→ **Task instructions**:
The entries below should be given again exactly, minus their pictures.

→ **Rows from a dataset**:
-=-=-
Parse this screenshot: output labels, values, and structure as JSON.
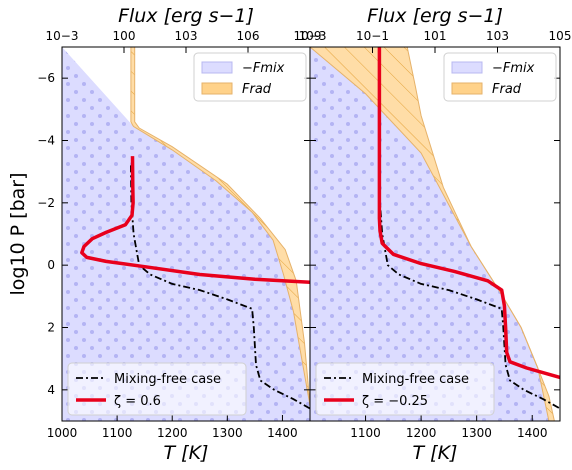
{
  "chart_data": [
    {
      "type": "area",
      "panel": "left",
      "xlabel": "T [K]",
      "xlim": [
        1000,
        1450
      ],
      "xticks": [
        "1000",
        "1100",
        "1200",
        "1300",
        "1400"
      ],
      "ylabel": "log10 P [bar]",
      "ylim": [
        5,
        -7
      ],
      "yticks": [
        "−6",
        "−4",
        "−2",
        "0",
        "2",
        "4"
      ],
      "top_label": "Flux [erg s−1]",
      "top_ticks": [
        "10−3",
        "100",
        "103",
        "106",
        "109"
      ],
      "legend_top": [
        {
          "name": "−Fmix",
          "color": "#c8c8ff"
        },
        {
          "name": "Frad",
          "color": "#ffc24d"
        }
      ],
      "legend_bottom": [
        {
          "name": "Mixing-free case",
          "color": "#000000"
        },
        {
          "name": "ζ = 0.6",
          "color": "#e8001c"
        }
      ],
      "series": [
        {
          "name": "Mixing-free case",
          "style": "dashdot",
          "color": "#000000",
          "x": [
            1125,
            1126,
            1130,
            1140,
            1160,
            1200,
            1250,
            1300,
            1345,
            1348,
            1352,
            1360,
            1385,
            1420,
            1450
          ],
          "y": [
            -3.2,
            -2,
            -1,
            0,
            0.3,
            0.6,
            0.8,
            1.1,
            1.4,
            2,
            3.2,
            3.7,
            4,
            4.3,
            4.6
          ]
        },
        {
          "name": "ζ = 0.6",
          "style": "solid",
          "color": "#e8001c",
          "x": [
            1128,
            1128.5,
            1129,
            1127,
            1115,
            1080,
            1055,
            1040,
            1036,
            1045,
            1080,
            1150,
            1250,
            1350,
            1450
          ],
          "y": [
            -3.5,
            -2.5,
            -2,
            -1.6,
            -1.3,
            -1.05,
            -0.85,
            -0.6,
            -0.4,
            -0.25,
            -0.12,
            0.05,
            0.3,
            0.45,
            0.55
          ]
        }
      ],
      "frad_band": {
        "left_x": [
          1125,
          1125,
          1125,
          1125,
          1128,
          1130,
          1200,
          1280,
          1345,
          1383,
          1402,
          1420,
          1435,
          1450
        ],
        "left_y": [
          -7,
          -6,
          -5,
          -4.6,
          -4.5,
          -4.45,
          -3.7,
          -2.7,
          -1.7,
          -0.8,
          0.3,
          1.5,
          3,
          4.5
        ],
        "right_x": [
          1132,
          1132,
          1132,
          1132,
          1140,
          1200,
          1300,
          1360,
          1405,
          1425,
          1440,
          1450
        ],
        "right_y": [
          -7,
          -6,
          -5,
          -4.6,
          -4.4,
          -3.8,
          -2.6,
          -1.5,
          -0.5,
          0.5,
          2.5,
          4.5
        ]
      },
      "fmix_region": {
        "x": [
          1000,
          1130,
          1200,
          1280,
          1345,
          1383,
          1402,
          1420,
          1435,
          1450
        ],
        "y": [
          -7,
          -4.45,
          -3.7,
          -2.7,
          -1.7,
          -0.8,
          0.3,
          1.5,
          3,
          4.5
        ]
      }
    },
    {
      "type": "area",
      "panel": "right",
      "xlabel": "T [K]",
      "xlim": [
        1000,
        1450
      ],
      "xticks": [
        "1100",
        "1200",
        "1300",
        "1400"
      ],
      "top_label": "Flux [erg s−1]",
      "top_ticks": [
        "10−3",
        "10−1",
        "101",
        "103",
        "105"
      ],
      "legend_top": [
        {
          "name": "−Fmix",
          "color": "#c8c8ff"
        },
        {
          "name": "Frad",
          "color": "#ffc24d"
        }
      ],
      "legend_bottom": [
        {
          "name": "Mixing-free case",
          "color": "#000000"
        },
        {
          "name": "ζ = −0.25",
          "color": "#e8001c"
        }
      ],
      "series": [
        {
          "name": "Mixing-free case",
          "style": "dashdot",
          "color": "#000000",
          "x": [
            1125,
            1126,
            1130,
            1140,
            1160,
            1200,
            1250,
            1300,
            1345,
            1348,
            1352,
            1360,
            1385,
            1420,
            1450
          ],
          "y": [
            -3.2,
            -2,
            -1,
            0,
            0.3,
            0.6,
            0.8,
            1.1,
            1.4,
            2,
            3.2,
            3.7,
            4,
            4.3,
            4.6
          ]
        },
        {
          "name": "ζ = −0.25",
          "style": "solid",
          "color": "#e8001c",
          "x": [
            1125,
            1125,
            1125,
            1125,
            1126,
            1130,
            1150,
            1200,
            1260,
            1320,
            1345,
            1350,
            1352,
            1354,
            1360,
            1390,
            1430,
            1450
          ],
          "y": [
            -7,
            -5,
            -3,
            -1.5,
            -1.1,
            -0.7,
            -0.35,
            -0.05,
            0.2,
            0.5,
            0.8,
            1.3,
            2,
            2.8,
            3.1,
            3.3,
            3.5,
            3.6
          ]
        }
      ],
      "frad_band": {
        "left_x": [
          1000,
          1100,
          1200,
          1290,
          1340,
          1380,
          1410,
          1430
        ],
        "left_y": [
          -7,
          -5.5,
          -3.6,
          -0.6,
          0.8,
          2,
          3.3,
          5
        ],
        "right_x": [
          1175,
          1190,
          1200,
          1240,
          1290,
          1340,
          1380,
          1410,
          1430,
          1440
        ],
        "right_y": [
          -7,
          -5.7,
          -4.8,
          -2.5,
          -0.6,
          0.8,
          2,
          3.3,
          4.2,
          5
        ]
      },
      "fmix_region": {
        "x": [
          1000,
          1100,
          1200,
          1290,
          1340,
          1380,
          1410,
          1430
        ],
        "y": [
          -7,
          -5.5,
          -3.6,
          -0.6,
          0.8,
          2,
          3.3,
          5
        ]
      }
    }
  ]
}
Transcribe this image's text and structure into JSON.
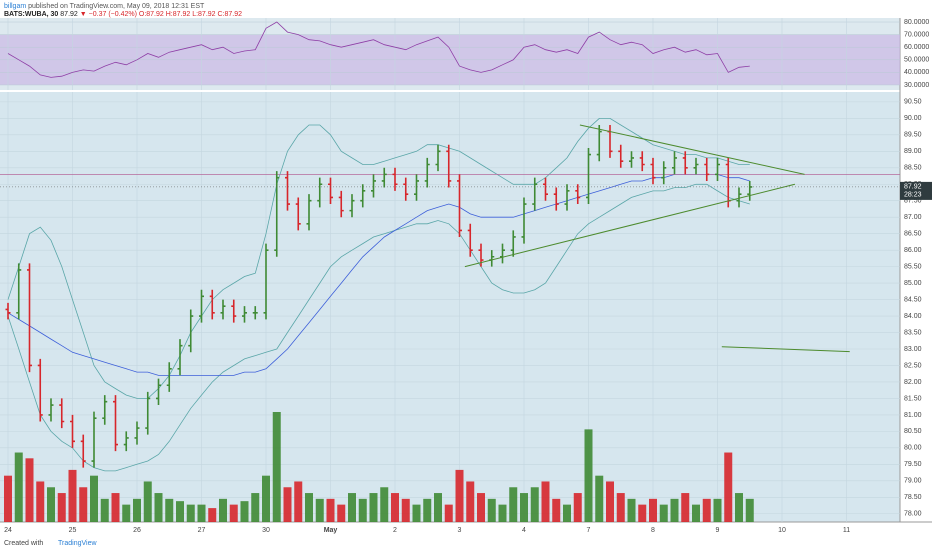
-=-=-
→ **Complete response**:
Parse this screenshot: output labels, values, and structure as JSON.
{
  "chart_data": [
    {
      "type": "area",
      "panel": "left",
      "xlabel": "T [K]",
      "xlim": [
        1000,
        1450
      ],
      "xticks": [
        "1000",
        "1100",
        "1200",
        "1300",
        "1400"
      ],
      "ylabel": "log10 P [bar]",
      "ylim": [
        5,
        -7
      ],
      "yticks": [
        "−6",
        "−4",
        "−2",
        "0",
        "2",
        "4"
      ],
      "top_label": "Flux [erg s−1]",
      "top_ticks": [
        "10−3",
        "100",
        "103",
        "106",
        "109"
      ],
      "legend_top": [
        {
          "name": "−Fmix",
          "color": "#c8c8ff"
        },
        {
          "name": "Frad",
          "color": "#ffc24d"
        }
      ],
      "legend_bottom": [
        {
          "name": "Mixing-free case",
          "color": "#000000"
        },
        {
          "name": "ζ = 0.6",
          "color": "#e8001c"
        }
      ],
      "series": [
        {
          "name": "Mixing-free case",
          "style": "dashdot",
          "color": "#000000",
          "x": [
            1125,
            1126,
            1130,
            1140,
            1160,
            1200,
            1250,
            1300,
            1345,
            1348,
            1352,
            1360,
            1385,
            1420,
            1450
          ],
          "y": [
            -3.2,
            -2,
            -1,
            0,
            0.3,
            0.6,
            0.8,
            1.1,
            1.4,
            2,
            3.2,
            3.7,
            4,
            4.3,
            4.6
          ]
        },
        {
          "name": "ζ = 0.6",
          "style": "solid",
          "color": "#e8001c",
          "x": [
            1128,
            1128.5,
            1129,
            1127,
            1115,
            1080,
            1055,
            1040,
            1036,
            1045,
            1080,
            1150,
            1250,
            1350,
            1450
          ],
          "y": [
            -3.5,
            -2.5,
            -2,
            -1.6,
            -1.3,
            -1.05,
            -0.85,
            -0.6,
            -0.4,
            -0.25,
            -0.12,
            0.05,
            0.3,
            0.45,
            0.55
          ]
        }
      ],
      "frad_band": {
        "left_x": [
          1125,
          1125,
          1125,
          1125,
          1128,
          1130,
          1200,
          1280,
          1345,
          1383,
          1402,
          1420,
          1435,
          1450
        ],
        "left_y": [
          -7,
          -6,
          -5,
          -4.6,
          -4.5,
          -4.45,
          -3.7,
          -2.7,
          -1.7,
          -0.8,
          0.3,
          1.5,
          3,
          4.5
        ],
        "right_x": [
          1132,
          1132,
          1132,
          1132,
          1140,
          1200,
          1300,
          1360,
          1405,
          1425,
          1440,
          1450
        ],
        "right_y": [
          -7,
          -6,
          -5,
          -4.6,
          -4.4,
          -3.8,
          -2.6,
          -1.5,
          -0.5,
          0.5,
          2.5,
          4.5
        ]
      },
      "fmix_region": {
        "x": [
          1000,
          1130,
          1200,
          1280,
          1345,
          1383,
          1402,
          1420,
          1435,
          1450
        ],
        "y": [
          -7,
          -4.45,
          -3.7,
          -2.7,
          -1.7,
          -0.8,
          0.3,
          1.5,
          3,
          4.5
        ]
      }
    },
    {
      "type": "area",
      "panel": "right",
      "xlabel": "T [K]",
      "xlim": [
        1000,
        1450
      ],
      "xticks": [
        "1100",
        "1200",
        "1300",
        "1400"
      ],
      "top_label": "Flux [erg s−1]",
      "top_ticks": [
        "10−3",
        "10−1",
        "101",
        "103",
        "105"
      ],
      "legend_top": [
        {
          "name": "−Fmix",
          "color": "#c8c8ff"
        },
        {
          "name": "Frad",
          "color": "#ffc24d"
        }
      ],
      "legend_bottom": [
        {
          "name": "Mixing-free case",
          "color": "#000000"
        },
        {
          "name": "ζ = −0.25",
          "color": "#e8001c"
        }
      ],
      "series": [
        {
          "name": "Mixing-free case",
          "style": "dashdot",
          "color": "#000000",
          "x": [
            1125,
            1126,
            1130,
            1140,
            1160,
            1200,
            1250,
            1300,
            1345,
            1348,
            1352,
            1360,
            1385,
            1420,
            1450
          ],
          "y": [
            -3.2,
            -2,
            -1,
            0,
            0.3,
            0.6,
            0.8,
            1.1,
            1.4,
            2,
            3.2,
            3.7,
            4,
            4.3,
            4.6
          ]
        },
        {
          "name": "ζ = −0.25",
          "style": "solid",
          "color": "#e8001c",
          "x": [
            1125,
            1125,
            1125,
            1125,
            1126,
            1130,
            1150,
            1200,
            1260,
            1320,
            1345,
            1350,
            1352,
            1354,
            1360,
            1390,
            1430,
            1450
          ],
          "y": [
            -7,
            -5,
            -3,
            -1.5,
            -1.1,
            -0.7,
            -0.35,
            -0.05,
            0.2,
            0.5,
            0.8,
            1.3,
            2,
            2.8,
            3.1,
            3.3,
            3.5,
            3.6
          ]
        }
      ],
      "frad_band": {
        "left_x": [
          1000,
          1100,
          1200,
          1290,
          1340,
          1380,
          1410,
          1430
        ],
        "left_y": [
          -7,
          -5.5,
          -3.6,
          -0.6,
          0.8,
          2,
          3.3,
          5
        ],
        "right_x": [
          1175,
          1190,
          1200,
          1240,
          1290,
          1340,
          1380,
          1410,
          1430,
          1440
        ],
        "right_y": [
          -7,
          -5.7,
          -4.8,
          -2.5,
          -0.6,
          0.8,
          2,
          3.3,
          4.2,
          5
        ]
      },
      "fmix_region": {
        "x": [
          1000,
          1100,
          1200,
          1290,
          1340,
          1380,
          1410,
          1430
        ],
        "y": [
          -7,
          -5.5,
          -3.6,
          -0.6,
          0.8,
          2,
          3.3,
          5
        ]
      }
    }
  ]
}
Transcribe this image's text and structure into JSON.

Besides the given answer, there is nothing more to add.